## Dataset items
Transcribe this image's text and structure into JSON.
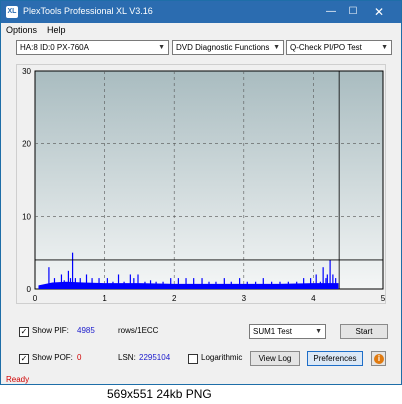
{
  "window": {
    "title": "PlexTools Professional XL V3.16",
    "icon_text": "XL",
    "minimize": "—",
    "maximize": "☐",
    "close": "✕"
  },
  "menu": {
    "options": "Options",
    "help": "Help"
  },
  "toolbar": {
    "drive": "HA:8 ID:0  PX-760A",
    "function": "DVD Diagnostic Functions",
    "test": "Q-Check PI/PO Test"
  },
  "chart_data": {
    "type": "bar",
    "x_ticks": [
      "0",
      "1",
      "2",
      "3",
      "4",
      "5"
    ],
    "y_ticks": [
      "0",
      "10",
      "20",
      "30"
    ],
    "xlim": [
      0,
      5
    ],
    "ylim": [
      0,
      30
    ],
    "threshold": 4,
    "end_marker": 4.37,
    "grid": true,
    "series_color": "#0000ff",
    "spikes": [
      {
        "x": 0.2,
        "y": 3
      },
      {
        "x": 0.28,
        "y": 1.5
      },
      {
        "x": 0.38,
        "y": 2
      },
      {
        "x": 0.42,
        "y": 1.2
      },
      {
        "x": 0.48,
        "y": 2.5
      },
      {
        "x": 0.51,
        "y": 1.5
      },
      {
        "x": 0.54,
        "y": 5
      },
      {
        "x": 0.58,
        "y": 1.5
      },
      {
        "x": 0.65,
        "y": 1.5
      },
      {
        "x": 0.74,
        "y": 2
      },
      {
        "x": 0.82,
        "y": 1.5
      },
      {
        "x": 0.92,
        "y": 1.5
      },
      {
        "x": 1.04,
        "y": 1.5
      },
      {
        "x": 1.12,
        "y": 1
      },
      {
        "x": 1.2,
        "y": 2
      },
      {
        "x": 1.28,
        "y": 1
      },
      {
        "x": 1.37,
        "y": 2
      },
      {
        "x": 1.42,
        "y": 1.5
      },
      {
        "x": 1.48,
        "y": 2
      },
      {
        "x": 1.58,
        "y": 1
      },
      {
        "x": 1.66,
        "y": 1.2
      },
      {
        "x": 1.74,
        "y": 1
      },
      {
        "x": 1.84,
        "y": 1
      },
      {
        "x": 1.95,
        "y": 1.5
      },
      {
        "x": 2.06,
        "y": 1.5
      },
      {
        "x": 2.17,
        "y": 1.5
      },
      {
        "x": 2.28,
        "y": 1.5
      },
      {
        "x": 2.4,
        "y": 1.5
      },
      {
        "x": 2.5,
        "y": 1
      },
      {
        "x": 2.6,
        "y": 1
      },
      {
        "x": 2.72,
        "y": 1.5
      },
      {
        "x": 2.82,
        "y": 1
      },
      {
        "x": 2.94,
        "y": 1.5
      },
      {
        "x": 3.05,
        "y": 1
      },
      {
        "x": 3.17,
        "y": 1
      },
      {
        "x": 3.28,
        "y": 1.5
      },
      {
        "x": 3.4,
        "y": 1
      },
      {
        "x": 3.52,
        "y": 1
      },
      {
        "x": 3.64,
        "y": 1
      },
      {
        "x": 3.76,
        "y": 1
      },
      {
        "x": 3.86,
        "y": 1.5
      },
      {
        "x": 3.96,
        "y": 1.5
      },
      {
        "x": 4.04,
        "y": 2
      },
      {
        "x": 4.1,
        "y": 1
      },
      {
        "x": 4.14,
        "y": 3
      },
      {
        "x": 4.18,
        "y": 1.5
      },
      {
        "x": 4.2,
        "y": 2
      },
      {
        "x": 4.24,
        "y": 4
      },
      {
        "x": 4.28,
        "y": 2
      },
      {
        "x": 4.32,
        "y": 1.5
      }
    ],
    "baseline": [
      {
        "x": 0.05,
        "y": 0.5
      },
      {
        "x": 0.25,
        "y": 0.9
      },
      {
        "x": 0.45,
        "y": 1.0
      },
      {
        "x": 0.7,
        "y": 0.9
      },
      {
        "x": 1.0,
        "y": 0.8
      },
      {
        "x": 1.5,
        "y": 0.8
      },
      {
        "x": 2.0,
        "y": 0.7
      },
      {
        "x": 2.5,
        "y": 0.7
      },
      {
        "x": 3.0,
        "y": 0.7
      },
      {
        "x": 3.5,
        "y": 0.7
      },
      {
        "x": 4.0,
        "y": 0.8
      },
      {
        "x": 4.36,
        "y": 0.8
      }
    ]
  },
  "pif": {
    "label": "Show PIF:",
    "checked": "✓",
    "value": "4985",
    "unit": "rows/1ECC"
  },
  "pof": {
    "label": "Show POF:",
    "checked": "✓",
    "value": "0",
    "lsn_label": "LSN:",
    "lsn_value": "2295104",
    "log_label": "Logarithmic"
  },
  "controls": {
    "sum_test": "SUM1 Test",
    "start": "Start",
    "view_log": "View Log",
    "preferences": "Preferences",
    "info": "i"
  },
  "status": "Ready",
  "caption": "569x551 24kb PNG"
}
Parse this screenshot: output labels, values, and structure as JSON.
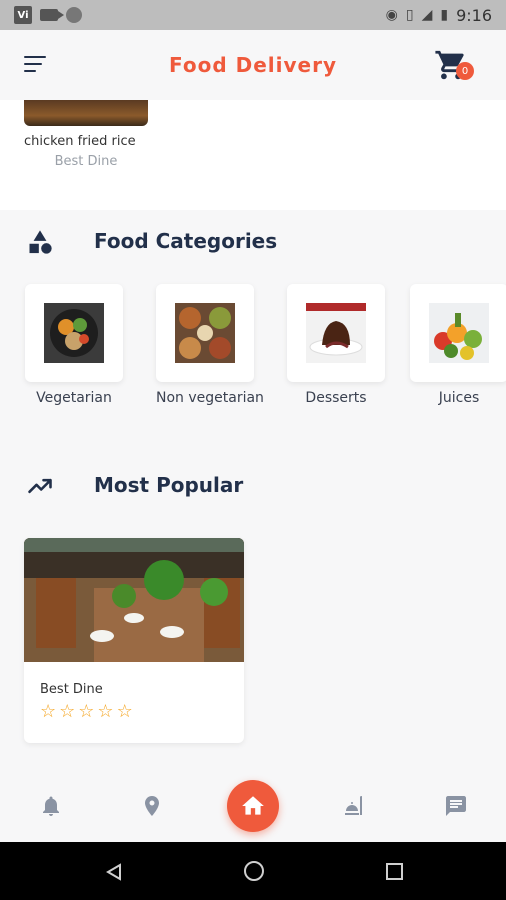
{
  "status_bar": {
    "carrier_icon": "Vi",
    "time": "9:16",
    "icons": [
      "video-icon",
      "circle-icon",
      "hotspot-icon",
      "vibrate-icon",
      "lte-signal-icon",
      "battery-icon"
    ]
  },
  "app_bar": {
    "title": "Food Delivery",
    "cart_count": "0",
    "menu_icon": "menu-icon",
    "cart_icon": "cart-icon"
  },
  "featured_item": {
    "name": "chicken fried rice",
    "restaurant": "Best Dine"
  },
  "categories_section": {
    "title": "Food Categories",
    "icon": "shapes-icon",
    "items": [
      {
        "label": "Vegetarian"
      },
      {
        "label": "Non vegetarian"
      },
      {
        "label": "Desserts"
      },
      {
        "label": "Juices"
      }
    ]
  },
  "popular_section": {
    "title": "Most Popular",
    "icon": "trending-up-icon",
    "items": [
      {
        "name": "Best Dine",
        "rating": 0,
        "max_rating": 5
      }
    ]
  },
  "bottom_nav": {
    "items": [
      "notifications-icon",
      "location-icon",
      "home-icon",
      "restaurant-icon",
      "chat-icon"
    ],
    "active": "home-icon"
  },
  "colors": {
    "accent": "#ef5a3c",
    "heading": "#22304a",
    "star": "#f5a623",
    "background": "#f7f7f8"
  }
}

## JOB
Omit every image. Quote each record exactly.

## TASK RESULT
Transcribe this image's text and structure into JSON.
{
  "window": {
    "title": "PlexTools Professional XL V3.16",
    "icon_text": "XL",
    "minimize": "—",
    "maximize": "☐",
    "close": "✕"
  },
  "menu": {
    "options": "Options",
    "help": "Help"
  },
  "toolbar": {
    "drive": "HA:8 ID:0  PX-760A",
    "function": "DVD Diagnostic Functions",
    "test": "Q-Check PI/PO Test"
  },
  "chart_data": {
    "type": "bar",
    "x_ticks": [
      "0",
      "1",
      "2",
      "3",
      "4",
      "5"
    ],
    "y_ticks": [
      "0",
      "10",
      "20",
      "30"
    ],
    "xlim": [
      0,
      5
    ],
    "ylim": [
      0,
      30
    ],
    "threshold": 4,
    "end_marker": 4.37,
    "grid": true,
    "series_color": "#0000ff",
    "spikes": [
      {
        "x": 0.2,
        "y": 3
      },
      {
        "x": 0.28,
        "y": 1.5
      },
      {
        "x": 0.38,
        "y": 2
      },
      {
        "x": 0.42,
        "y": 1.2
      },
      {
        "x": 0.48,
        "y": 2.5
      },
      {
        "x": 0.51,
        "y": 1.5
      },
      {
        "x": 0.54,
        "y": 5
      },
      {
        "x": 0.58,
        "y": 1.5
      },
      {
        "x": 0.65,
        "y": 1.5
      },
      {
        "x": 0.74,
        "y": 2
      },
      {
        "x": 0.82,
        "y": 1.5
      },
      {
        "x": 0.92,
        "y": 1.5
      },
      {
        "x": 1.04,
        "y": 1.5
      },
      {
        "x": 1.12,
        "y": 1
      },
      {
        "x": 1.2,
        "y": 2
      },
      {
        "x": 1.28,
        "y": 1
      },
      {
        "x": 1.37,
        "y": 2
      },
      {
        "x": 1.42,
        "y": 1.5
      },
      {
        "x": 1.48,
        "y": 2
      },
      {
        "x": 1.58,
        "y": 1
      },
      {
        "x": 1.66,
        "y": 1.2
      },
      {
        "x": 1.74,
        "y": 1
      },
      {
        "x": 1.84,
        "y": 1
      },
      {
        "x": 1.95,
        "y": 1.5
      },
      {
        "x": 2.06,
        "y": 1.5
      },
      {
        "x": 2.17,
        "y": 1.5
      },
      {
        "x": 2.28,
        "y": 1.5
      },
      {
        "x": 2.4,
        "y": 1.5
      },
      {
        "x": 2.5,
        "y": 1
      },
      {
        "x": 2.6,
        "y": 1
      },
      {
        "x": 2.72,
        "y": 1.5
      },
      {
        "x": 2.82,
        "y": 1
      },
      {
        "x": 2.94,
        "y": 1.5
      },
      {
        "x": 3.05,
        "y": 1
      },
      {
        "x": 3.17,
        "y": 1
      },
      {
        "x": 3.28,
        "y": 1.5
      },
      {
        "x": 3.4,
        "y": 1
      },
      {
        "x": 3.52,
        "y": 1
      },
      {
        "x": 3.64,
        "y": 1
      },
      {
        "x": 3.76,
        "y": 1
      },
      {
        "x": 3.86,
        "y": 1.5
      },
      {
        "x": 3.96,
        "y": 1.5
      },
      {
        "x": 4.04,
        "y": 2
      },
      {
        "x": 4.1,
        "y": 1
      },
      {
        "x": 4.14,
        "y": 3
      },
      {
        "x": 4.18,
        "y": 1.5
      },
      {
        "x": 4.2,
        "y": 2
      },
      {
        "x": 4.24,
        "y": 4
      },
      {
        "x": 4.28,
        "y": 2
      },
      {
        "x": 4.32,
        "y": 1.5
      }
    ],
    "baseline": [
      {
        "x": 0.05,
        "y": 0.5
      },
      {
        "x": 0.25,
        "y": 0.9
      },
      {
        "x": 0.45,
        "y": 1.0
      },
      {
        "x": 0.7,
        "y": 0.9
      },
      {
        "x": 1.0,
        "y": 0.8
      },
      {
        "x": 1.5,
        "y": 0.8
      },
      {
        "x": 2.0,
        "y": 0.7
      },
      {
        "x": 2.5,
        "y": 0.7
      },
      {
        "x": 3.0,
        "y": 0.7
      },
      {
        "x": 3.5,
        "y": 0.7
      },
      {
        "x": 4.0,
        "y": 0.8
      },
      {
        "x": 4.36,
        "y": 0.8
      }
    ]
  },
  "pif": {
    "label": "Show PIF:",
    "checked": "✓",
    "value": "4985",
    "unit": "rows/1ECC"
  },
  "pof": {
    "label": "Show POF:",
    "checked": "✓",
    "value": "0",
    "lsn_label": "LSN:",
    "lsn_value": "2295104",
    "log_label": "Logarithmic"
  },
  "controls": {
    "sum_test": "SUM1 Test",
    "start": "Start",
    "view_log": "View Log",
    "preferences": "Preferences",
    "info": "i"
  },
  "status": "Ready",
  "caption": "569x551 24kb PNG"
}
Parse this screenshot: output labels, values, and structure as JSON.
{
  "status_bar": {
    "carrier_icon": "Vi",
    "time": "9:16",
    "icons": [
      "video-icon",
      "circle-icon",
      "hotspot-icon",
      "vibrate-icon",
      "lte-signal-icon",
      "battery-icon"
    ]
  },
  "app_bar": {
    "title": "Food Delivery",
    "cart_count": "0",
    "menu_icon": "menu-icon",
    "cart_icon": "cart-icon"
  },
  "featured_item": {
    "name": "chicken fried rice",
    "restaurant": "Best Dine"
  },
  "categories_section": {
    "title": "Food Categories",
    "icon": "shapes-icon",
    "items": [
      {
        "label": "Vegetarian"
      },
      {
        "label": "Non vegetarian"
      },
      {
        "label": "Desserts"
      },
      {
        "label": "Juices"
      }
    ]
  },
  "popular_section": {
    "title": "Most Popular",
    "icon": "trending-up-icon",
    "items": [
      {
        "name": "Best Dine",
        "rating": 0,
        "max_rating": 5
      }
    ]
  },
  "bottom_nav": {
    "items": [
      "notifications-icon",
      "location-icon",
      "home-icon",
      "restaurant-icon",
      "chat-icon"
    ],
    "active": "home-icon"
  },
  "colors": {
    "accent": "#ef5a3c",
    "heading": "#22304a",
    "star": "#f5a623",
    "background": "#f7f7f8"
  }
}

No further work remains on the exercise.